Repeat all of the material below exactly as written, images excluded.
START DATA EXTRACT
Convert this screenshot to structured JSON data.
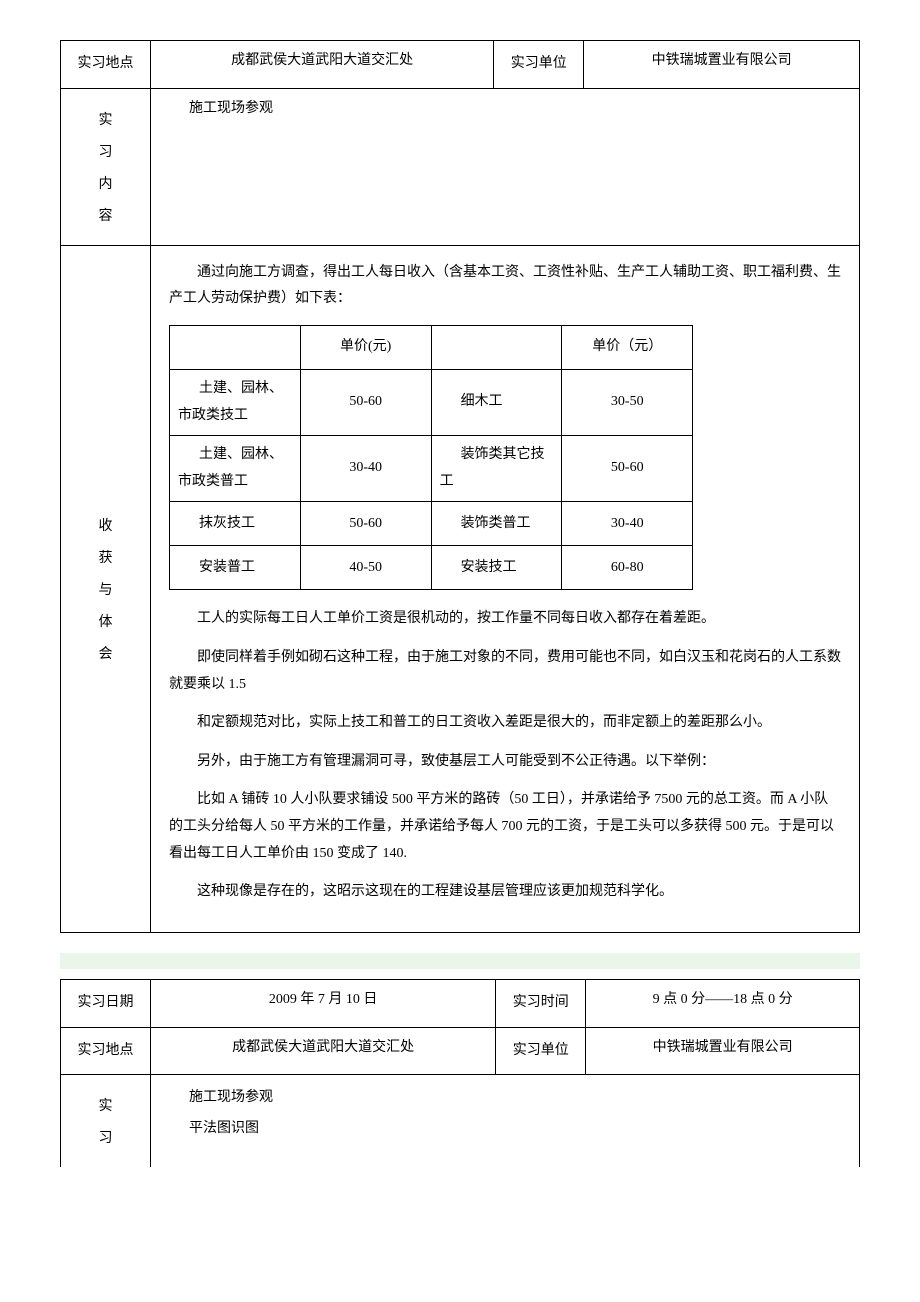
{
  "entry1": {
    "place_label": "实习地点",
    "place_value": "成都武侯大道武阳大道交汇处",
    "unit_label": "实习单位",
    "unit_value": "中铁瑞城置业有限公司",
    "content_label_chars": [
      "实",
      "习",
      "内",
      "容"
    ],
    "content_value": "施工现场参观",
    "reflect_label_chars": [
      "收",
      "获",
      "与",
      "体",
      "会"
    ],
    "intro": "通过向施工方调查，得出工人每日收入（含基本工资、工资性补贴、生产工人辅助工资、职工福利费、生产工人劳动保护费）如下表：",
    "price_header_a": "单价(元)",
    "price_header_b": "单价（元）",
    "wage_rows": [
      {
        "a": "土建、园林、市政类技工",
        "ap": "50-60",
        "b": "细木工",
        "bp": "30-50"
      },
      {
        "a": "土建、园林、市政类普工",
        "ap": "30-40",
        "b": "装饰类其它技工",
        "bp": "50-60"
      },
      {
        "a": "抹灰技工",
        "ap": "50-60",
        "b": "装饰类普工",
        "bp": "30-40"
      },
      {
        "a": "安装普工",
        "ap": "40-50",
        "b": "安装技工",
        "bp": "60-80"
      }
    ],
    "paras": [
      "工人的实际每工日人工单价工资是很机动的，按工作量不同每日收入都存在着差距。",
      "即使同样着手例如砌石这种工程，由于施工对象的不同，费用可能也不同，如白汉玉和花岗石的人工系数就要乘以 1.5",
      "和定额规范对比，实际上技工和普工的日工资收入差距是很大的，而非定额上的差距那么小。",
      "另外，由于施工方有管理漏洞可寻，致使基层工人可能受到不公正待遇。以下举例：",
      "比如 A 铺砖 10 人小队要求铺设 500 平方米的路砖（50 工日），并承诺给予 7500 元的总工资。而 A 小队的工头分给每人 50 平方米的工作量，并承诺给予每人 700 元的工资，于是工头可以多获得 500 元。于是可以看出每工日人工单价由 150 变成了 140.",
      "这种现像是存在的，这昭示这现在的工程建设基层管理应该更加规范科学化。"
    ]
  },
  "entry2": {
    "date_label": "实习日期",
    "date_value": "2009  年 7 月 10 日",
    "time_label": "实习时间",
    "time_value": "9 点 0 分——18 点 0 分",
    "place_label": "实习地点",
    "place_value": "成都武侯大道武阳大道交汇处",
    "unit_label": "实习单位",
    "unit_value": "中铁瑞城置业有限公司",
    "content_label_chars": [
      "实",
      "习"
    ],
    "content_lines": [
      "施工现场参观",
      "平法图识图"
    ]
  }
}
END DATA EXTRACT
- SOLUTION TO THIS PROBLEM:
Convert this screenshot to structured JSON data.
{
  "entry1": {
    "place_label": "实习地点",
    "place_value": "成都武侯大道武阳大道交汇处",
    "unit_label": "实习单位",
    "unit_value": "中铁瑞城置业有限公司",
    "content_label_chars": [
      "实",
      "习",
      "内",
      "容"
    ],
    "content_value": "施工现场参观",
    "reflect_label_chars": [
      "收",
      "获",
      "与",
      "体",
      "会"
    ],
    "intro": "通过向施工方调查，得出工人每日收入（含基本工资、工资性补贴、生产工人辅助工资、职工福利费、生产工人劳动保护费）如下表：",
    "price_header_a": "单价(元)",
    "price_header_b": "单价（元）",
    "wage_rows": [
      {
        "a": "土建、园林、市政类技工",
        "ap": "50-60",
        "b": "细木工",
        "bp": "30-50"
      },
      {
        "a": "土建、园林、市政类普工",
        "ap": "30-40",
        "b": "装饰类其它技工",
        "bp": "50-60"
      },
      {
        "a": "抹灰技工",
        "ap": "50-60",
        "b": "装饰类普工",
        "bp": "30-40"
      },
      {
        "a": "安装普工",
        "ap": "40-50",
        "b": "安装技工",
        "bp": "60-80"
      }
    ],
    "paras": [
      "工人的实际每工日人工单价工资是很机动的，按工作量不同每日收入都存在着差距。",
      "即使同样着手例如砌石这种工程，由于施工对象的不同，费用可能也不同，如白汉玉和花岗石的人工系数就要乘以 1.5",
      "和定额规范对比，实际上技工和普工的日工资收入差距是很大的，而非定额上的差距那么小。",
      "另外，由于施工方有管理漏洞可寻，致使基层工人可能受到不公正待遇。以下举例：",
      "比如 A 铺砖 10 人小队要求铺设 500 平方米的路砖（50 工日），并承诺给予 7500 元的总工资。而 A 小队的工头分给每人 50 平方米的工作量，并承诺给予每人 700 元的工资，于是工头可以多获得 500 元。于是可以看出每工日人工单价由 150 变成了 140.",
      "这种现像是存在的，这昭示这现在的工程建设基层管理应该更加规范科学化。"
    ]
  },
  "entry2": {
    "date_label": "实习日期",
    "date_value": "2009  年 7 月 10 日",
    "time_label": "实习时间",
    "time_value": "9 点 0 分——18 点 0 分",
    "place_label": "实习地点",
    "place_value": "成都武侯大道武阳大道交汇处",
    "unit_label": "实习单位",
    "unit_value": "中铁瑞城置业有限公司",
    "content_label_chars": [
      "实",
      "习"
    ],
    "content_lines": [
      "施工现场参观",
      "平法图识图"
    ]
  }
}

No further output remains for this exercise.